─── Recorded information

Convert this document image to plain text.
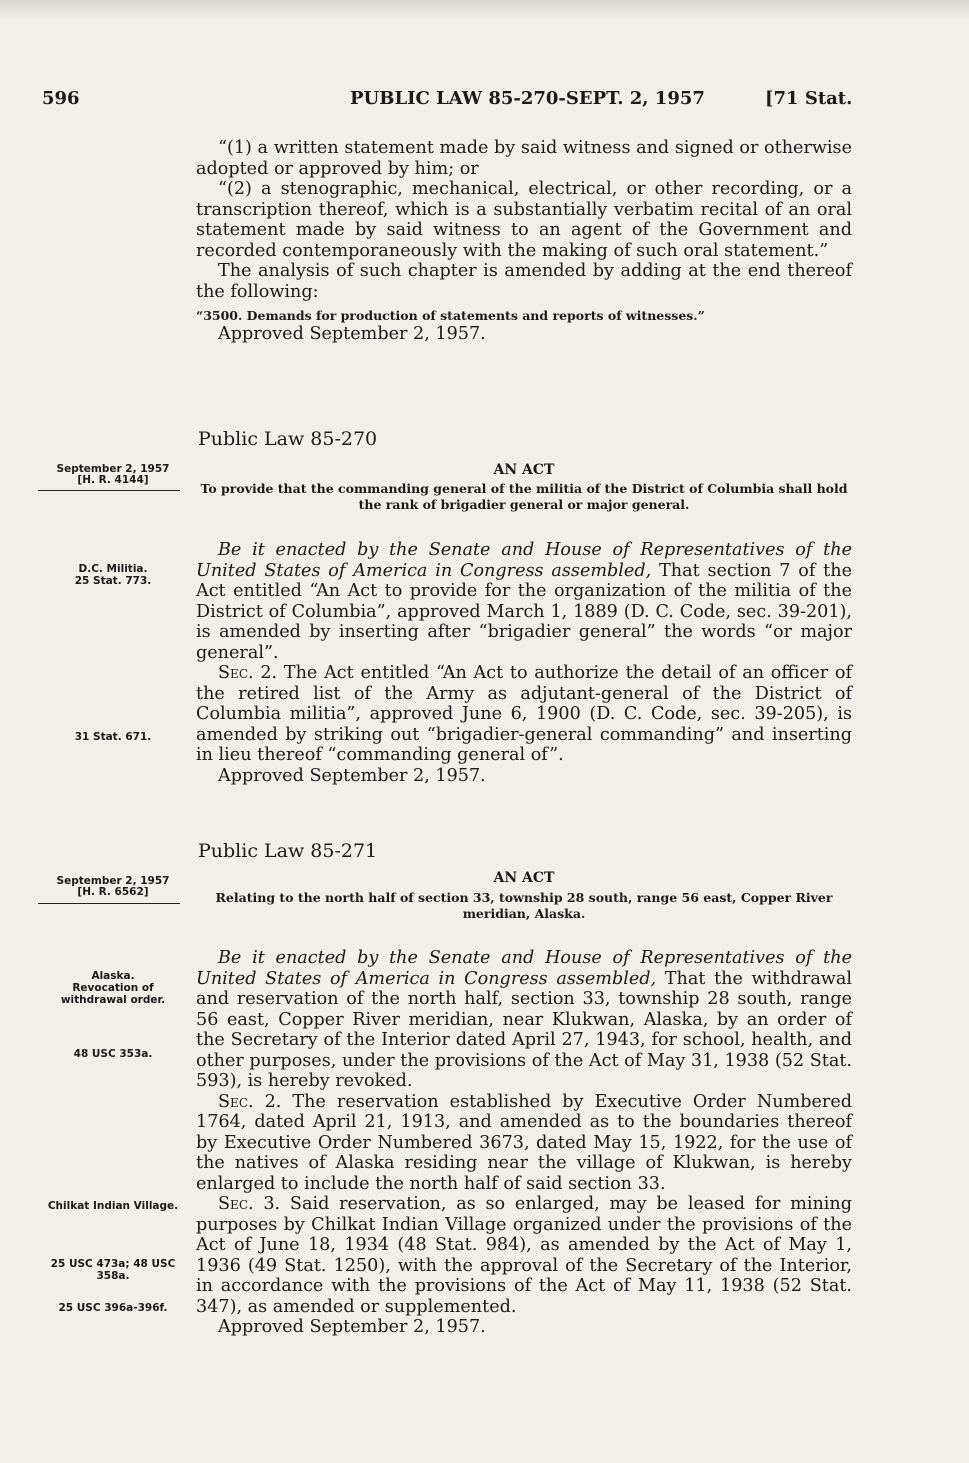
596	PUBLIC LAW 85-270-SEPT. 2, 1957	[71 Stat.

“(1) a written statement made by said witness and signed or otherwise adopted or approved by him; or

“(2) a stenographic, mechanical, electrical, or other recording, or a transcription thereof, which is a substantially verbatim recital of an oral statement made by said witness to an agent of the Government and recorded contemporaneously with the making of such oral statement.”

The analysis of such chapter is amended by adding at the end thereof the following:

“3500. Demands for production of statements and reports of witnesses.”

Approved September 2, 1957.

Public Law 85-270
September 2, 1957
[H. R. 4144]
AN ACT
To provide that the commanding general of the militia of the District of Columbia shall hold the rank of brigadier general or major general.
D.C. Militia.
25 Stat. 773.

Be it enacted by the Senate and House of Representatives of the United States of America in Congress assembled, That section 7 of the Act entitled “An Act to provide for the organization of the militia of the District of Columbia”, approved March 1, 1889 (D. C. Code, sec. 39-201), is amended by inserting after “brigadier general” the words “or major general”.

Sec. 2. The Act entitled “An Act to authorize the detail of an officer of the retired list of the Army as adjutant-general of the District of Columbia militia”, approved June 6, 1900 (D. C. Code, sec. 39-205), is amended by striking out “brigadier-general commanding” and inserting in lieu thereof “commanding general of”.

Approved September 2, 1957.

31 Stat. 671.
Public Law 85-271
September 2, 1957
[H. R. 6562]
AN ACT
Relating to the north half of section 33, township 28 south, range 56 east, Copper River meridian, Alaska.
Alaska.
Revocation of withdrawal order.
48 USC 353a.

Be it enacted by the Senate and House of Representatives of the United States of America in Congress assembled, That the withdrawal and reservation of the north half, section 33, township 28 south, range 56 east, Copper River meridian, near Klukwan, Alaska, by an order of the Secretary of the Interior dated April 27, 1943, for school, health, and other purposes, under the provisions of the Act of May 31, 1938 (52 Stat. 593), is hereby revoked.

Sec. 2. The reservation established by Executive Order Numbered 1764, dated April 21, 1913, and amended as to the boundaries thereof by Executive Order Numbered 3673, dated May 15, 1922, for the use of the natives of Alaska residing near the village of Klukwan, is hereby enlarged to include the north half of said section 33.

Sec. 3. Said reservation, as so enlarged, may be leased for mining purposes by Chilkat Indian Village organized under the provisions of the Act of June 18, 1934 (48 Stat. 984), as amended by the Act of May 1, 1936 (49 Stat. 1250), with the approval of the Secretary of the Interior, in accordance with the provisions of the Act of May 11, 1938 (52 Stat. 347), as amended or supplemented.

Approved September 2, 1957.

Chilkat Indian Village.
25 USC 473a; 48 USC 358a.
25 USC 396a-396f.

──────
─── Recorded information

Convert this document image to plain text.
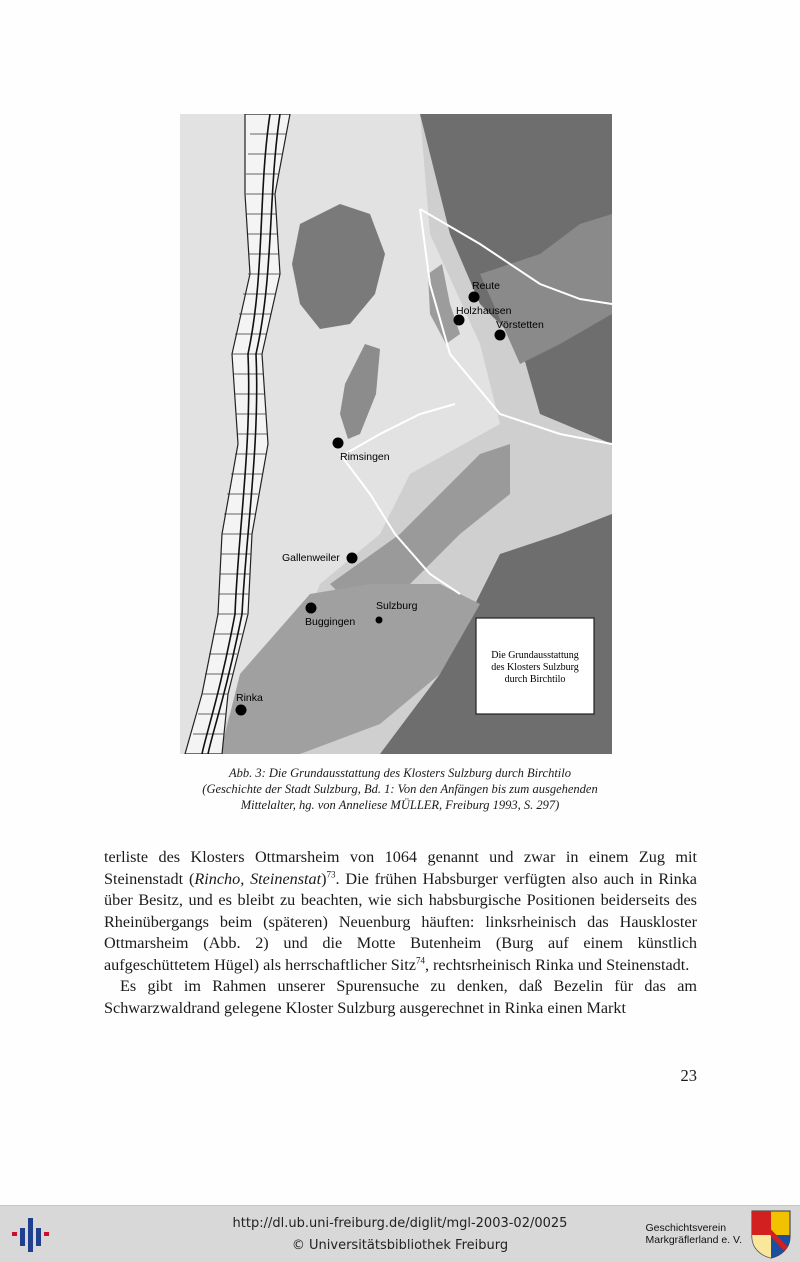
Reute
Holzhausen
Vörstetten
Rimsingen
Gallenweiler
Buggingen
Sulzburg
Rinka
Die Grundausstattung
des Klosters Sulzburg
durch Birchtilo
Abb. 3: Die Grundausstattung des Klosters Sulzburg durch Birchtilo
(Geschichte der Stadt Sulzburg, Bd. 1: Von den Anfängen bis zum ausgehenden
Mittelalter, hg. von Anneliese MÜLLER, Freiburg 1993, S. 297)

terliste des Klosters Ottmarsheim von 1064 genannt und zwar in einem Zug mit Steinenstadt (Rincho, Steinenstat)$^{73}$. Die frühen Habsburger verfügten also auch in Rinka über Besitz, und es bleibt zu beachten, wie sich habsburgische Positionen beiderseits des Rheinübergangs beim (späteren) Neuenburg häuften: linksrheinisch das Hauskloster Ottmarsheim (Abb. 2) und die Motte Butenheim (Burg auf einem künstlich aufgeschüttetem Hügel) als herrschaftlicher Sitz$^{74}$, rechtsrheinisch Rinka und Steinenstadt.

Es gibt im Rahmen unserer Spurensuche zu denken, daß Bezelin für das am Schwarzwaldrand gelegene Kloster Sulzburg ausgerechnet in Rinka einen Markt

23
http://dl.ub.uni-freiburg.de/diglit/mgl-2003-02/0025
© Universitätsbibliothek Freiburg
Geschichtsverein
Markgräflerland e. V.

──────

**Aim of the exercise**: Using the material above, copy every line in which the string "United" occurs.

**Worked solution**:
Be it enacted by the Senate and House of Representatives of the United States of America in Congress assembled, That section 7 of the Act entitled “An Act to provide for the organization of the militia of the District of Columbia”, approved March 1, 1889 (D. C. Code, sec. 39-201), is amended by inserting after “brigadier general” the words “or major general”.
Be it enacted by the Senate and House of Representatives of the United States of America in Congress assembled, That the withdrawal and reservation of the north half, section 33, township 28 south, range 56 east, Copper River meridian, near Klukwan, Alaska, by an order of the Secretary of the Interior dated April 27, 1943, for school, health, and other purposes, under the provisions of the Act of May 31, 1938 (52 Stat. 593), is hereby revoked.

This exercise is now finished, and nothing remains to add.